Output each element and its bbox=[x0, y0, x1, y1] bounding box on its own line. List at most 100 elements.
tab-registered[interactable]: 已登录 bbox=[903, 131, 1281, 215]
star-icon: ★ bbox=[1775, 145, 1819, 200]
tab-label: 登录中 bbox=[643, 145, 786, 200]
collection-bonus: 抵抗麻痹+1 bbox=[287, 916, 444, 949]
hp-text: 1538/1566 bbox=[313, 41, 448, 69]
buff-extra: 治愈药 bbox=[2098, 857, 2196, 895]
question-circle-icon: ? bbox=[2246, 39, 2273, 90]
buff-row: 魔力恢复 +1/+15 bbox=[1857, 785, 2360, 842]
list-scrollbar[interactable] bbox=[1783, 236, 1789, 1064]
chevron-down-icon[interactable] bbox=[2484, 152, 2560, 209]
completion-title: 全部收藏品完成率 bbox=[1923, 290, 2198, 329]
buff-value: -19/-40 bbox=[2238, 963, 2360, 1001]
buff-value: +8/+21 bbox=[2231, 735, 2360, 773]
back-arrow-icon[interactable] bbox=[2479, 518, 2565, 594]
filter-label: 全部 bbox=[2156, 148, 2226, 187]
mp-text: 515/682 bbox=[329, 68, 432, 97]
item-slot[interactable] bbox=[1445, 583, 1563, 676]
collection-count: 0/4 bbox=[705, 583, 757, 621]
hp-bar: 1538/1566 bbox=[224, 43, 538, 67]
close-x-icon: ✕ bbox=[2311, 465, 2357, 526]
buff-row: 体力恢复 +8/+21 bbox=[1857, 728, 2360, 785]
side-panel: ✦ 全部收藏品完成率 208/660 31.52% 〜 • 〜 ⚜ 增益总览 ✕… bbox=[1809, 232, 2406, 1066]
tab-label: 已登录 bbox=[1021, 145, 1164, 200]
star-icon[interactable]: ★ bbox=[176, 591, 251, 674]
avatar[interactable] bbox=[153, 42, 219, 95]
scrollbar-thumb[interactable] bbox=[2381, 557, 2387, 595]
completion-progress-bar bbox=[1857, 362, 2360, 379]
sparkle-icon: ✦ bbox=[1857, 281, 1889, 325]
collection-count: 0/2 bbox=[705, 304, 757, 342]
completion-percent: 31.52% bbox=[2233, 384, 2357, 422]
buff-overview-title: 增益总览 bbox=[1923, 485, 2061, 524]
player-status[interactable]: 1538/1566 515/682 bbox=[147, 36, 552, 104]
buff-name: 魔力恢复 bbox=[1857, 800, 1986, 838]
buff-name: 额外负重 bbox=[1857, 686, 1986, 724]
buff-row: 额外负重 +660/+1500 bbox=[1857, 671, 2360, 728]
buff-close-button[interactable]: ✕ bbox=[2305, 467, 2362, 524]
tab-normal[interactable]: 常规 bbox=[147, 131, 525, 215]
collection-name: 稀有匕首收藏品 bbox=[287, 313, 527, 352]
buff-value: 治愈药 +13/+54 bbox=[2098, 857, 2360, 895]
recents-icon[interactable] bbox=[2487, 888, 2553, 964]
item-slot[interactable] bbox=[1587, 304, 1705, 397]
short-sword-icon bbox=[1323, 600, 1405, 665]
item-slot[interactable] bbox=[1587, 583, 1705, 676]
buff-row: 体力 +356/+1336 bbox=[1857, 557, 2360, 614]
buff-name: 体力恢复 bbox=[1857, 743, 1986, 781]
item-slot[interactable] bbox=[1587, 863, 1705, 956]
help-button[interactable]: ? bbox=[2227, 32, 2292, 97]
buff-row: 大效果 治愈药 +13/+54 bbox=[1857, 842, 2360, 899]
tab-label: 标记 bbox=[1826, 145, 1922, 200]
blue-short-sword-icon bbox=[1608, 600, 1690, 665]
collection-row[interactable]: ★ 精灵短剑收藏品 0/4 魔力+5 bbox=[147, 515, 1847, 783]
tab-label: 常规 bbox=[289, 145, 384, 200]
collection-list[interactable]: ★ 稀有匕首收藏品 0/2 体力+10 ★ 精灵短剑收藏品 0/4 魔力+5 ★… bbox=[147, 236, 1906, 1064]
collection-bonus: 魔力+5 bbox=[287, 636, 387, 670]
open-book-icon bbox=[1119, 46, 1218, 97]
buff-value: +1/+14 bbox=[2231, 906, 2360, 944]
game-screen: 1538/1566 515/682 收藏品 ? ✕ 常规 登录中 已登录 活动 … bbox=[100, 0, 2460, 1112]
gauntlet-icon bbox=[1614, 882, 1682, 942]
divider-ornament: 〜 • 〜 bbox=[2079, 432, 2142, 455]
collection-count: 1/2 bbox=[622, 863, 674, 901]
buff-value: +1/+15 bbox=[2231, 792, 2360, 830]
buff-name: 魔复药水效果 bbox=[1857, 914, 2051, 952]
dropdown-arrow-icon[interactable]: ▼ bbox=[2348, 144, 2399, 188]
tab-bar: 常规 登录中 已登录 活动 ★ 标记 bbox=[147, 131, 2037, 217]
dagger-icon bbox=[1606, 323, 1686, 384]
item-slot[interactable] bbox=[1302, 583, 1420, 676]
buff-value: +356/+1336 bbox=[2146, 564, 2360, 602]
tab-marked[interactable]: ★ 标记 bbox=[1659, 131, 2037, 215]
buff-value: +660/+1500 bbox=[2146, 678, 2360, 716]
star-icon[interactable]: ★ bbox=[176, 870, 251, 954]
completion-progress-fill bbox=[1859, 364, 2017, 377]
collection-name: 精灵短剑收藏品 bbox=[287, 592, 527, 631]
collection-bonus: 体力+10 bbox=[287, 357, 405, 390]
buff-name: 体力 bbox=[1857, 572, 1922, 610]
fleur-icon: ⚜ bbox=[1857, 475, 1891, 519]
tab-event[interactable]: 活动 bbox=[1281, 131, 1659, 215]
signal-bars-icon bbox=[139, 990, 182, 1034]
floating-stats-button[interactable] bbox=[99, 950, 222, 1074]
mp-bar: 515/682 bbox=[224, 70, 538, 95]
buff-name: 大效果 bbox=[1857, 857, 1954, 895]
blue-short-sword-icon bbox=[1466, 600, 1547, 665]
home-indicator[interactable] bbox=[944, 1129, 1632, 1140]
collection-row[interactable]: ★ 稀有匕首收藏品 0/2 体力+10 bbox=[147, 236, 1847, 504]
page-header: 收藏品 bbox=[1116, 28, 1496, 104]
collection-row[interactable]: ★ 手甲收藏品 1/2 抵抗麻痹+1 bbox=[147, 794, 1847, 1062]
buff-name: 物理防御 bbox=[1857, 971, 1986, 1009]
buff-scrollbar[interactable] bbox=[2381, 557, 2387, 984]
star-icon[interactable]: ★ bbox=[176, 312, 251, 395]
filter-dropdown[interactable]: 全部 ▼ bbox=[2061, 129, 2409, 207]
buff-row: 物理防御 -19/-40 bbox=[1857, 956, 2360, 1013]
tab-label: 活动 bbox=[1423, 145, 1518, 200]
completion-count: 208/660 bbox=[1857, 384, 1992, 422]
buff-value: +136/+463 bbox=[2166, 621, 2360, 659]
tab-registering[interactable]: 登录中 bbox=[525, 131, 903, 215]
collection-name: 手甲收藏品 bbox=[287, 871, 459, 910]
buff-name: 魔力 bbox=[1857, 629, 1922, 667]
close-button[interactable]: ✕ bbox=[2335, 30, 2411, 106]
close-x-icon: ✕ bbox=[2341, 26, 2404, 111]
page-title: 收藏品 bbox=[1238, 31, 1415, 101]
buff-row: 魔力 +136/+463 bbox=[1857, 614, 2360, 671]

::::::::

Please rewrite the data above, replacing every "collection-name" with "set-name" and keeping everything else unchanged.

Output each element and its bbox=[x0, y0, x1, y1] bounding box on its own line. List at most 100 elements.
tab-registered[interactable]: 已登录 bbox=[903, 131, 1281, 215]
star-icon: ★ bbox=[1775, 145, 1819, 200]
tab-label: 登录中 bbox=[643, 145, 786, 200]
collection-bonus: 抵抗麻痹+1 bbox=[287, 916, 444, 949]
hp-text: 1538/1566 bbox=[313, 41, 448, 69]
buff-extra: 治愈药 bbox=[2098, 857, 2196, 895]
question-circle-icon: ? bbox=[2246, 39, 2273, 90]
buff-row: 魔力恢复 +1/+15 bbox=[1857, 785, 2360, 842]
list-scrollbar[interactable] bbox=[1783, 236, 1789, 1064]
chevron-down-icon[interactable] bbox=[2484, 152, 2560, 209]
completion-title: 全部收藏品完成率 bbox=[1923, 290, 2198, 329]
buff-value: -19/-40 bbox=[2238, 963, 2360, 1001]
buff-value: +8/+21 bbox=[2231, 735, 2360, 773]
back-arrow-icon[interactable] bbox=[2479, 518, 2565, 594]
filter-label: 全部 bbox=[2156, 148, 2226, 187]
mp-text: 515/682 bbox=[329, 68, 432, 97]
item-slot[interactable] bbox=[1445, 583, 1563, 676]
collection-count: 0/4 bbox=[705, 583, 757, 621]
hp-bar: 1538/1566 bbox=[224, 43, 538, 67]
close-x-icon: ✕ bbox=[2311, 465, 2357, 526]
buff-row: 体力恢复 +8/+21 bbox=[1857, 728, 2360, 785]
side-panel: ✦ 全部收藏品完成率 208/660 31.52% 〜 • 〜 ⚜ 增益总览 ✕… bbox=[1809, 232, 2406, 1066]
tab-label: 已登录 bbox=[1021, 145, 1164, 200]
star-icon[interactable]: ★ bbox=[176, 591, 251, 674]
avatar[interactable] bbox=[153, 42, 219, 95]
scrollbar-thumb[interactable] bbox=[2381, 557, 2387, 595]
completion-progress-bar bbox=[1857, 362, 2360, 379]
sparkle-icon: ✦ bbox=[1857, 281, 1889, 325]
collection-count: 0/2 bbox=[705, 304, 757, 342]
completion-percent: 31.52% bbox=[2233, 384, 2357, 422]
buff-overview-title: 增益总览 bbox=[1923, 485, 2061, 524]
player-status[interactable]: 1538/1566 515/682 bbox=[147, 36, 552, 104]
buff-name: 魔力恢复 bbox=[1857, 800, 1986, 838]
buff-name: 额外负重 bbox=[1857, 686, 1986, 724]
buff-row: 额外负重 +660/+1500 bbox=[1857, 671, 2360, 728]
buff-close-button[interactable]: ✕ bbox=[2305, 467, 2362, 524]
tab-normal[interactable]: 常规 bbox=[147, 131, 525, 215]
set-name: 稀有匕首收藏品 bbox=[287, 313, 527, 352]
buff-value: 治愈药 +13/+54 bbox=[2098, 857, 2360, 895]
recents-icon[interactable] bbox=[2487, 888, 2553, 964]
item-slot[interactable] bbox=[1587, 304, 1705, 397]
short-sword-icon bbox=[1323, 600, 1405, 665]
item-slot[interactable] bbox=[1587, 583, 1705, 676]
buff-row: 体力 +356/+1336 bbox=[1857, 557, 2360, 614]
buff-name: 体力恢复 bbox=[1857, 743, 1986, 781]
item-slot[interactable] bbox=[1587, 863, 1705, 956]
help-button[interactable]: ? bbox=[2227, 32, 2292, 97]
buff-row: 大效果 治愈药 +13/+54 bbox=[1857, 842, 2360, 899]
tab-label: 标记 bbox=[1826, 145, 1922, 200]
blue-short-sword-icon bbox=[1608, 600, 1690, 665]
collection-row[interactable]: ★ 精灵短剑收藏品 0/4 魔力+5 bbox=[147, 515, 1847, 783]
tab-label: 常规 bbox=[289, 145, 384, 200]
collection-list[interactable]: ★ 稀有匕首收藏品 0/2 体力+10 ★ 精灵短剑收藏品 0/4 魔力+5 ★… bbox=[147, 236, 1906, 1064]
collection-bonus: 魔力+5 bbox=[287, 636, 387, 670]
open-book-icon bbox=[1119, 46, 1218, 97]
buff-value: +1/+14 bbox=[2231, 906, 2360, 944]
game-screen: 1538/1566 515/682 收藏品 ? ✕ 常规 登录中 已登录 活动 … bbox=[100, 0, 2460, 1112]
gauntlet-icon bbox=[1614, 882, 1682, 942]
divider-ornament: 〜 • 〜 bbox=[2079, 432, 2142, 455]
collection-count: 1/2 bbox=[622, 863, 674, 901]
buff-value: +1/+15 bbox=[2231, 792, 2360, 830]
buff-name: 魔复药水效果 bbox=[1857, 914, 2051, 952]
dropdown-arrow-icon[interactable]: ▼ bbox=[2348, 144, 2399, 188]
tab-bar: 常规 登录中 已登录 活动 ★ 标记 bbox=[147, 131, 2037, 217]
dagger-icon bbox=[1606, 323, 1686, 384]
item-slot[interactable] bbox=[1302, 583, 1420, 676]
buff-value: +356/+1336 bbox=[2146, 564, 2360, 602]
tab-marked[interactable]: ★ 标记 bbox=[1659, 131, 2037, 215]
buff-value: +660/+1500 bbox=[2146, 678, 2360, 716]
star-icon[interactable]: ★ bbox=[176, 870, 251, 954]
completion-progress-fill bbox=[1859, 364, 2017, 377]
set-name: 精灵短剑收藏品 bbox=[287, 592, 527, 631]
collection-bonus: 体力+10 bbox=[287, 357, 405, 390]
buff-name: 体力 bbox=[1857, 572, 1922, 610]
fleur-icon: ⚜ bbox=[1857, 475, 1891, 519]
tab-event[interactable]: 活动 bbox=[1281, 131, 1659, 215]
signal-bars-icon bbox=[139, 990, 182, 1034]
floating-stats-button[interactable] bbox=[99, 950, 222, 1074]
mp-bar: 515/682 bbox=[224, 70, 538, 95]
buff-name: 大效果 bbox=[1857, 857, 1954, 895]
blue-short-sword-icon bbox=[1466, 600, 1547, 665]
home-indicator[interactable] bbox=[944, 1129, 1632, 1140]
collection-row[interactable]: ★ 稀有匕首收藏品 0/2 体力+10 bbox=[147, 236, 1847, 504]
page-header: 收藏品 bbox=[1116, 28, 1496, 104]
collection-row[interactable]: ★ 手甲收藏品 1/2 抵抗麻痹+1 bbox=[147, 794, 1847, 1062]
buff-name: 物理防御 bbox=[1857, 971, 1986, 1009]
buff-scrollbar[interactable] bbox=[2381, 557, 2387, 984]
star-icon[interactable]: ★ bbox=[176, 312, 251, 395]
filter-dropdown[interactable]: 全部 ▼ bbox=[2061, 129, 2409, 207]
buff-row: 物理防御 -19/-40 bbox=[1857, 956, 2360, 1013]
tab-label: 活动 bbox=[1423, 145, 1518, 200]
completion-count: 208/660 bbox=[1857, 384, 1992, 422]
buff-value: +136/+463 bbox=[2166, 621, 2360, 659]
tab-registering[interactable]: 登录中 bbox=[525, 131, 903, 215]
set-name: 手甲收藏品 bbox=[287, 871, 459, 910]
buff-name: 魔力 bbox=[1857, 629, 1922, 667]
close-button[interactable]: ✕ bbox=[2335, 30, 2411, 106]
close-x-icon: ✕ bbox=[2341, 26, 2404, 111]
page-title: 收藏品 bbox=[1238, 31, 1415, 101]
buff-row: 魔力 +136/+463 bbox=[1857, 614, 2360, 671]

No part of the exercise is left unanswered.